Directive: Transcribe the material word for word, but without the images.

━━━━━━━━

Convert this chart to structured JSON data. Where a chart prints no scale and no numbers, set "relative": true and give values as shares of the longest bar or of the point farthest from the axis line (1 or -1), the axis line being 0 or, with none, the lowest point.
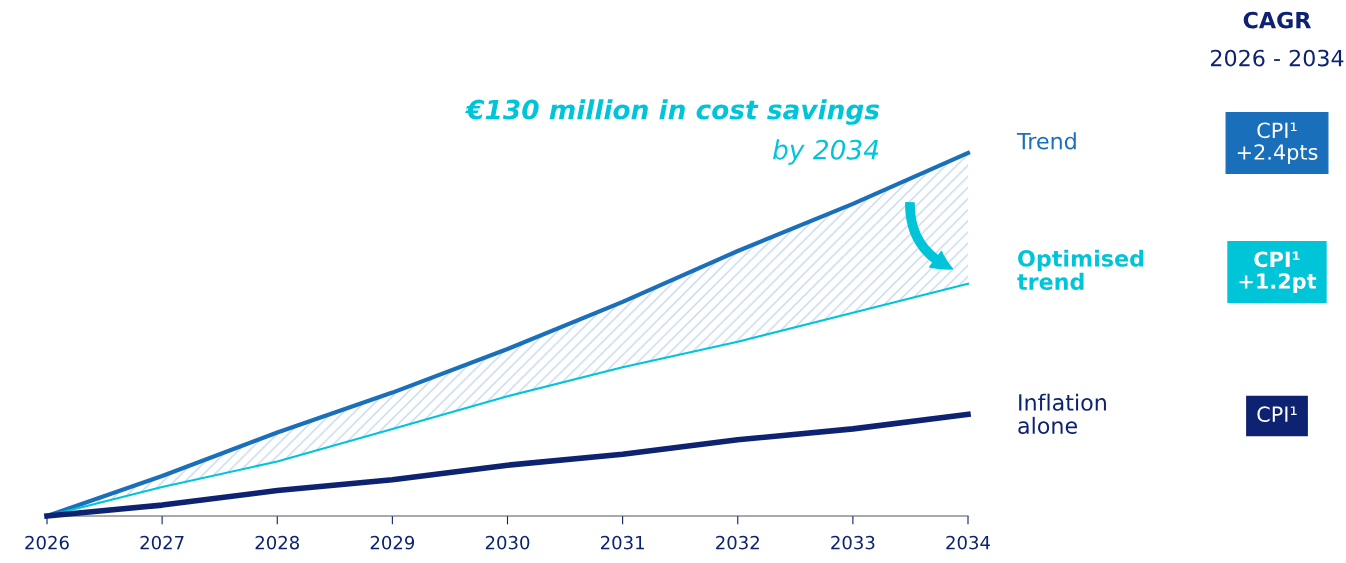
{
  "chart_data": {
    "type": "line",
    "relative": true,
    "title": "€130 million in cost savings",
    "subtitle": "by 2034",
    "x": [
      2026,
      2027,
      2028,
      2029,
      2030,
      2031,
      2032,
      2033,
      2034
    ],
    "xlim": [
      2026,
      2034
    ],
    "xticks": [
      2026,
      2027,
      2028,
      2029,
      2030,
      2031,
      2032,
      2033,
      2034
    ],
    "tick_labels": "x",
    "grid": false,
    "legend": false,
    "marker": "none",
    "line_style": "solid",
    "series": [
      {
        "name": "Trend",
        "color": "#1a6fba",
        "values": [
          0,
          0.11,
          0.23,
          0.34,
          0.46,
          0.59,
          0.73,
          0.86,
          1
        ]
      },
      {
        "name": "Optimised trend",
        "color": "#00c4d8",
        "values": [
          0,
          0.08,
          0.15,
          0.24,
          0.33,
          0.41,
          0.48,
          0.56,
          0.64
        ],
        "lower": [
          0,
          0.08,
          0.15,
          0.24,
          0.33,
          0.41,
          0.48,
          0.56,
          0.64
        ],
        "upper": [
          0,
          0.11,
          0.23,
          0.34,
          0.46,
          0.59,
          0.73,
          0.86,
          1
        ]
      },
      {
        "name": "Inflation alone",
        "color": "#0d2270",
        "values": [
          0,
          0.03,
          0.07,
          0.1,
          0.14,
          0.17,
          0.21,
          0.24,
          0.28
        ]
      }
    ],
    "annotations": [
      "CAGR",
      "2026 - 2034",
      "CPI¹\n+2.4pts",
      "CPI¹\n+1.2pt",
      "CPI¹"
    ]
  }
}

━━━━━━━━

Result below:
Convert this chart to structured JSON data. Where a chart prints no scale and no numbers, set "relative": true and give values as shares of the longest bar or of the point farthest from the axis line (1 or -1), the axis line being 0 or, with none, the lowest point.
{
  "chart_data": {
    "type": "line",
    "relative": true,
    "title": "€130 million in cost savings",
    "subtitle": "by 2034",
    "x": [
      2026,
      2027,
      2028,
      2029,
      2030,
      2031,
      2032,
      2033,
      2034
    ],
    "xlim": [
      2026,
      2034
    ],
    "xticks": [
      2026,
      2027,
      2028,
      2029,
      2030,
      2031,
      2032,
      2033,
      2034
    ],
    "tick_labels": "x",
    "grid": false,
    "legend": false,
    "marker": "none",
    "line_style": "solid",
    "series": [
      {
        "name": "Trend",
        "color": "#1a6fba",
        "values": [
          0,
          0.11,
          0.23,
          0.34,
          0.46,
          0.59,
          0.73,
          0.86,
          1
        ]
      },
      {
        "name": "Optimised trend",
        "color": "#00c4d8",
        "values": [
          0,
          0.08,
          0.15,
          0.24,
          0.33,
          0.41,
          0.48,
          0.56,
          0.64
        ],
        "lower": [
          0,
          0.08,
          0.15,
          0.24,
          0.33,
          0.41,
          0.48,
          0.56,
          0.64
        ],
        "upper": [
          0,
          0.11,
          0.23,
          0.34,
          0.46,
          0.59,
          0.73,
          0.86,
          1
        ]
      },
      {
        "name": "Inflation alone",
        "color": "#0d2270",
        "values": [
          0,
          0.03,
          0.07,
          0.1,
          0.14,
          0.17,
          0.21,
          0.24,
          0.28
        ]
      }
    ],
    "annotations": [
      "CAGR",
      "2026 - 2034",
      "CPI¹\n+2.4pts",
      "CPI¹\n+1.2pt",
      "CPI¹"
    ]
  }
}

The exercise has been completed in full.